REQUEST
Extract every record, exactly as written, and ignore the pictures.

RECORDED INFORMATION
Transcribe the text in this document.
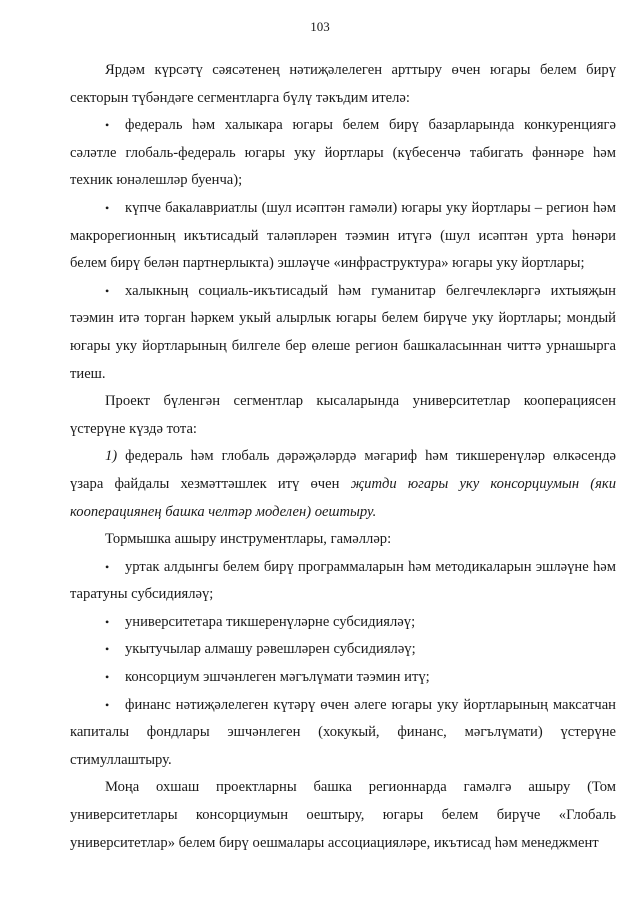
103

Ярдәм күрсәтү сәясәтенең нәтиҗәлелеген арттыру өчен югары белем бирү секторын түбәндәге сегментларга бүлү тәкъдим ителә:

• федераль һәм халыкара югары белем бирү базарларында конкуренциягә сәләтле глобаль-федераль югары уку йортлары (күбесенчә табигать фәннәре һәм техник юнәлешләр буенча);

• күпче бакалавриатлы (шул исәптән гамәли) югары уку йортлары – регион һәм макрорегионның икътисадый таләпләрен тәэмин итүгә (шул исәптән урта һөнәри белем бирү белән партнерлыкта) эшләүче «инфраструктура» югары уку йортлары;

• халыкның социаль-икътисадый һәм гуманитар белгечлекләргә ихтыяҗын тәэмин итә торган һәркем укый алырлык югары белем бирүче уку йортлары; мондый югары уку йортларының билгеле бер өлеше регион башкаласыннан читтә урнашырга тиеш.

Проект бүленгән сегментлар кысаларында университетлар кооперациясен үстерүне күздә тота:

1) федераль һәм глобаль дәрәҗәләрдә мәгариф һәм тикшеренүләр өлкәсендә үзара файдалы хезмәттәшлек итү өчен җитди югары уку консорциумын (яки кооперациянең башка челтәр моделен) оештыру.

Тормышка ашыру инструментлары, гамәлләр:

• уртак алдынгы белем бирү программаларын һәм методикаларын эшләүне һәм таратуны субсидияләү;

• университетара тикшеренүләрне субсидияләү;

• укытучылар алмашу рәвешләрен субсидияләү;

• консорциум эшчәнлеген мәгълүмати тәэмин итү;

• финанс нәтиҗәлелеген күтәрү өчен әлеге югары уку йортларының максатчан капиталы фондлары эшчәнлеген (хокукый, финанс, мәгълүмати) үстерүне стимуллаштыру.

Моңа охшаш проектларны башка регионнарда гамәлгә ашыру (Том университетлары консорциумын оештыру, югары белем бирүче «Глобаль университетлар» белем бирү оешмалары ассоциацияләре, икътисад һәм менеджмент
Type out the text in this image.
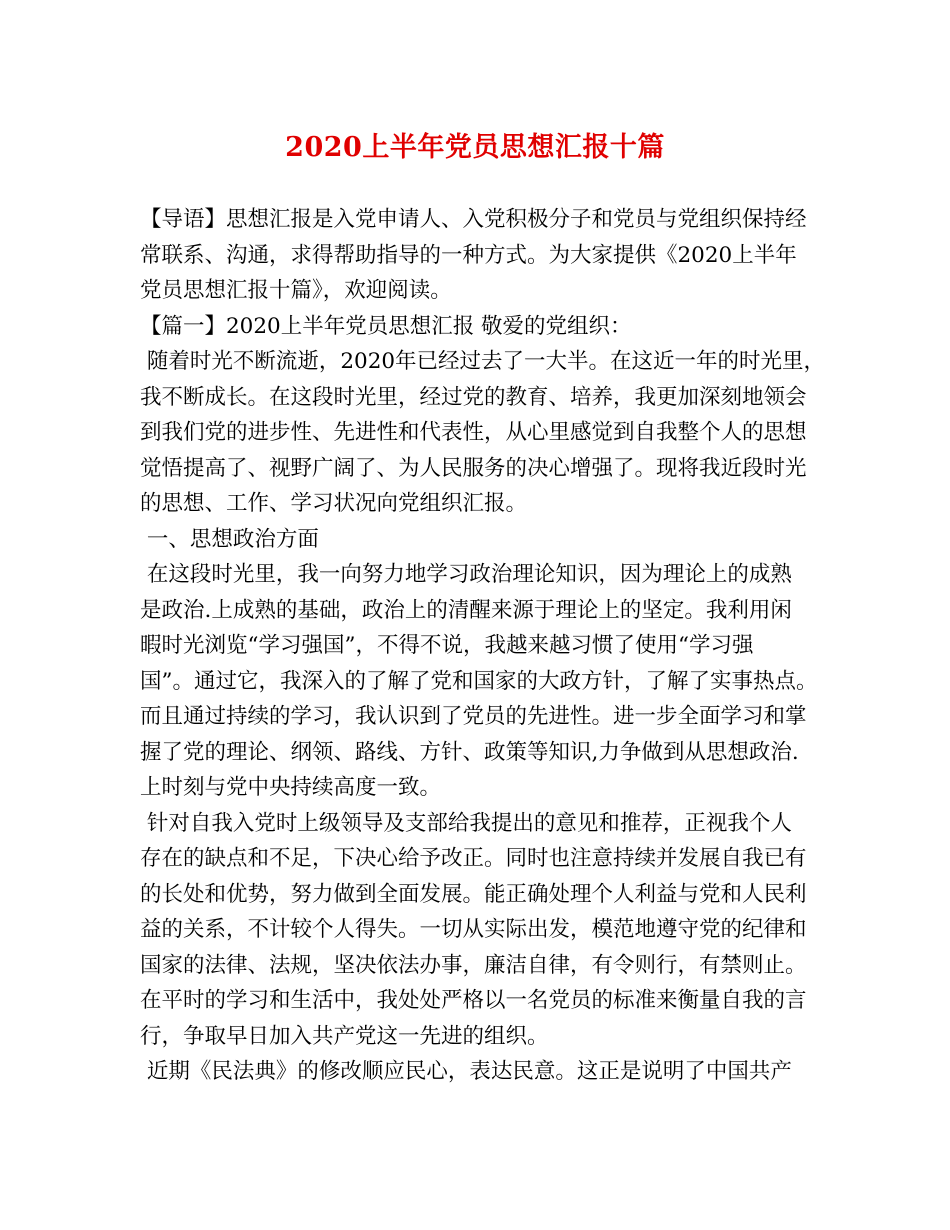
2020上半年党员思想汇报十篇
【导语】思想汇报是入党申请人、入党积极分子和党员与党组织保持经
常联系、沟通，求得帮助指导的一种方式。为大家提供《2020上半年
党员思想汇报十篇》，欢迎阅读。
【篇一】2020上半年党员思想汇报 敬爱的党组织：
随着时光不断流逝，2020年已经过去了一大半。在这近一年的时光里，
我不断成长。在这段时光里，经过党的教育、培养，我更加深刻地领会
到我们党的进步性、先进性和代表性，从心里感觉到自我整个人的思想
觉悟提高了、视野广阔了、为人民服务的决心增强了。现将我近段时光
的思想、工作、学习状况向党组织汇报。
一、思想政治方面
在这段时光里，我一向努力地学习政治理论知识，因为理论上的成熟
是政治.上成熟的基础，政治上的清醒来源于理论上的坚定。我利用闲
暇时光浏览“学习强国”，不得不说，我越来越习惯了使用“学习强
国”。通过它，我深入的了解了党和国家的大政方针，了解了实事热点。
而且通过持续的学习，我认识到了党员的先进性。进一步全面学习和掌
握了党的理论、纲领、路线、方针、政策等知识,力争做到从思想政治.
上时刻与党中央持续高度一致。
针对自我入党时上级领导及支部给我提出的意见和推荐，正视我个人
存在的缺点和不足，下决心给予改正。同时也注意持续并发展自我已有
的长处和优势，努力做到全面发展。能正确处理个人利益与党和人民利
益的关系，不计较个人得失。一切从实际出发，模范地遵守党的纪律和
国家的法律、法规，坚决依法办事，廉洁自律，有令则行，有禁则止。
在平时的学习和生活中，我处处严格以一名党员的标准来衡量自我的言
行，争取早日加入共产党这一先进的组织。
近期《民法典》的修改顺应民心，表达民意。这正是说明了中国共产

ANSWER
Transcribe the text in this document.
103

Ярдәм күрсәтү сәясәтенең нәтиҗәлелеген арттыру өчен югары белем бирү секторын түбәндәге сегментларга бүлү тәкъдим ителә:

• федераль һәм халыкара югары белем бирү базарларында конкуренциягә сәләтле глобаль-федераль югары уку йортлары (күбесенчә табигать фәннәре һәм техник юнәлешләр буенча);

• күпче бакалавриатлы (шул исәптән гамәли) югары уку йортлары – регион һәм макрорегионның икътисадый таләпләрен тәэмин итүгә (шул исәптән урта һөнәри белем бирү белән партнерлыкта) эшләүче «инфраструктура» югары уку йортлары;

• халыкның социаль-икътисадый һәм гуманитар белгечлекләргә ихтыяҗын тәэмин итә торган һәркем укый алырлык югары белем бирүче уку йортлары; мондый югары уку йортларының билгеле бер өлеше регион башкаласыннан читтә урнашырга тиеш.

Проект бүленгән сегментлар кысаларында университетлар кооперациясен үстерүне күздә тота:

1) федераль һәм глобаль дәрәҗәләрдә мәгариф һәм тикшеренүләр өлкәсендә үзара файдалы хезмәттәшлек итү өчен җитди югары уку консорциумын (яки кооперациянең башка челтәр моделен) оештыру.

Тормышка ашыру инструментлары, гамәлләр:

• уртак алдынгы белем бирү программаларын һәм методикаларын эшләүне һәм таратуны субсидияләү;

• университетара тикшеренүләрне субсидияләү;

• укытучылар алмашу рәвешләрен субсидияләү;

• консорциум эшчәнлеген мәгълүмати тәэмин итү;

• финанс нәтиҗәлелеген күтәрү өчен әлеге югары уку йортларының максатчан капиталы фондлары эшчәнлеген (хокукый, финанс, мәгълүмати) үстерүне стимуллаштыру.

Моңа охшаш проектларны башка регионнарда гамәлгә ашыру (Том университетлары консорциумын оештыру, югары белем бирүче «Глобаль университетлар» белем бирү оешмалары ассоциацияләре, икътисад һәм менеджмент
Type out the text in this image.
2020上半年党员思想汇报十篇
【导语】思想汇报是入党申请人、入党积极分子和党员与党组织保持经
常联系、沟通，求得帮助指导的一种方式。为大家提供《2020上半年
党员思想汇报十篇》，欢迎阅读。
【篇一】2020上半年党员思想汇报 敬爱的党组织：
随着时光不断流逝，2020年已经过去了一大半。在这近一年的时光里，
我不断成长。在这段时光里，经过党的教育、培养，我更加深刻地领会
到我们党的进步性、先进性和代表性，从心里感觉到自我整个人的思想
觉悟提高了、视野广阔了、为人民服务的决心增强了。现将我近段时光
的思想、工作、学习状况向党组织汇报。
一、思想政治方面
在这段时光里，我一向努力地学习政治理论知识，因为理论上的成熟
是政治.上成熟的基础，政治上的清醒来源于理论上的坚定。我利用闲
暇时光浏览“学习强国”，不得不说，我越来越习惯了使用“学习强
国”。通过它，我深入的了解了党和国家的大政方针，了解了实事热点。
而且通过持续的学习，我认识到了党员的先进性。进一步全面学习和掌
握了党的理论、纲领、路线、方针、政策等知识,力争做到从思想政治.
上时刻与党中央持续高度一致。
针对自我入党时上级领导及支部给我提出的意见和推荐，正视我个人
存在的缺点和不足，下决心给予改正。同时也注意持续并发展自我已有
的长处和优势，努力做到全面发展。能正确处理个人利益与党和人民利
益的关系，不计较个人得失。一切从实际出发，模范地遵守党的纪律和
国家的法律、法规，坚决依法办事，廉洁自律，有令则行，有禁则止。
在平时的学习和生活中，我处处严格以一名党员的标准来衡量自我的言
行，争取早日加入共产党这一先进的组织。
近期《民法典》的修改顺应民心，表达民意。这正是说明了中国共产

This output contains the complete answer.